These studies seek to assess the extent to which HIV transmission within marriages was spurred by high infection rates in sub-Saharan Africa due to heterosexual transmission. One analysis estimated that 55 to 92 percent of new, heterosexually acquired HIV infections among adults occurred within serodiscordant marital or cohabiting relationships.
Additionally, among discordant couples, only the female partner is infected in 30 to 40 percent of cases, dispelling a common misperception that only men, not women, are the HIV-positive partner.
According to a research review, the following factors make it more likely that a person living with HIV will transmit the virus to his or her partner: the presence of other sexually transmitted infections, particularly genital ulcerative diseases; high viral load; failure to use condoms correctly and consistently; and specific sexual practices such as a high number of sexual partners and higher frequency of sexual contact.
Concurrent sexual partnership may also contribute to risk. The risk of transmission is especially high during early infection, when it is estimated to be 26 times more infectious than during later stages of infection. This makes it especially important to identify HIV infection during the acute stage.
Prevention responses also need to take into account the progress of the epidemic. One hypothesis is that in early epidemics, most discordant couples arise due to HIV infection of one partner from a
preexisting relationship, whereas in more mature epidemics, a greater proportion of discordant couples initiate relationships with a new partner who is already infected.

GOAL OF THE EXERCISE:
According to the excerpt on HIV transmission within couples, in what share of discordant couples is the female partner the only one infected?

(Document layout detection data)

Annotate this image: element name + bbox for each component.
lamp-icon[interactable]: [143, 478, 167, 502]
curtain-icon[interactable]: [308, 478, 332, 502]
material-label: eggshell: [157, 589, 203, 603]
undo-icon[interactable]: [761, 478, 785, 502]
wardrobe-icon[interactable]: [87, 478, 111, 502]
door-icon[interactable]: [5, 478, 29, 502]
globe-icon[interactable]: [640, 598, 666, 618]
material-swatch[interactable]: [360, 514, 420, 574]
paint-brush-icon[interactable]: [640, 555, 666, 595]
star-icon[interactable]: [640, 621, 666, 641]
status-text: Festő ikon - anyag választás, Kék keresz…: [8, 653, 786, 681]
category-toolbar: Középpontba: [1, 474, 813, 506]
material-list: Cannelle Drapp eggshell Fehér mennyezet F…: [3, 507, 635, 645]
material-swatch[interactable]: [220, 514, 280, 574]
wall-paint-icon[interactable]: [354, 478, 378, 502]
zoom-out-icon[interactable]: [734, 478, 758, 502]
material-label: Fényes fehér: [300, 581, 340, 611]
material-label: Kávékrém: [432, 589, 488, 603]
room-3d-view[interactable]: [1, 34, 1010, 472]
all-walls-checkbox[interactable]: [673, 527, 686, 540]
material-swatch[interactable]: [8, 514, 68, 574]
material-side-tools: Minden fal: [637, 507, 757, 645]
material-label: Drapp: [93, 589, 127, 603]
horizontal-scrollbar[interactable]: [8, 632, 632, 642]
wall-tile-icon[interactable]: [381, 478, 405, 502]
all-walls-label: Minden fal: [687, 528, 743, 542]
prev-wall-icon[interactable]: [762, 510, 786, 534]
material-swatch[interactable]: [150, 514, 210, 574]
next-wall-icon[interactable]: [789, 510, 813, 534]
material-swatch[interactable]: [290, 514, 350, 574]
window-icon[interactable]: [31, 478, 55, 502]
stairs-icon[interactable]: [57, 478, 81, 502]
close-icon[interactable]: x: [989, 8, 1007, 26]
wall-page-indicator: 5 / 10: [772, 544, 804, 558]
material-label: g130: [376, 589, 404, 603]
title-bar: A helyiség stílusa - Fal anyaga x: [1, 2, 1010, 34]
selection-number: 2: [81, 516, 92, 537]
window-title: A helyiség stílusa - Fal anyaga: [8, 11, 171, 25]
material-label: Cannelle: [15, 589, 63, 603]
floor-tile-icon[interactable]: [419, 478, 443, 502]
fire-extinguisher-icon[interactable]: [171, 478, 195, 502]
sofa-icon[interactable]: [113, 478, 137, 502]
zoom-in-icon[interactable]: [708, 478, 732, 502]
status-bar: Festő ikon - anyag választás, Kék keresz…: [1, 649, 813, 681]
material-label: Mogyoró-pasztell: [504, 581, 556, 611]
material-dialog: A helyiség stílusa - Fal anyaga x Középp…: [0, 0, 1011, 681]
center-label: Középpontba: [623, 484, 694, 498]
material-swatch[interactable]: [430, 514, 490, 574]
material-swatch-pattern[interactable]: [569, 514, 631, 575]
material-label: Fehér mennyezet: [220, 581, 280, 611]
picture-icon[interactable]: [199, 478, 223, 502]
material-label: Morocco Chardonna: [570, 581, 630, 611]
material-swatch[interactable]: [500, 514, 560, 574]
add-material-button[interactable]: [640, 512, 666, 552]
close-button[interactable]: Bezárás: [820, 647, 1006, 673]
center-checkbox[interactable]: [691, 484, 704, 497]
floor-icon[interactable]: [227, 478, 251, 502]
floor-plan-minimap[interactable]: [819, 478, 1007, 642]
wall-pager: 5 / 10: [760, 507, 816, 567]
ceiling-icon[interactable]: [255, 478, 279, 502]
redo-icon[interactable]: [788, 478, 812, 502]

RESPONSE BELOW:
30 to 40 percent of cases.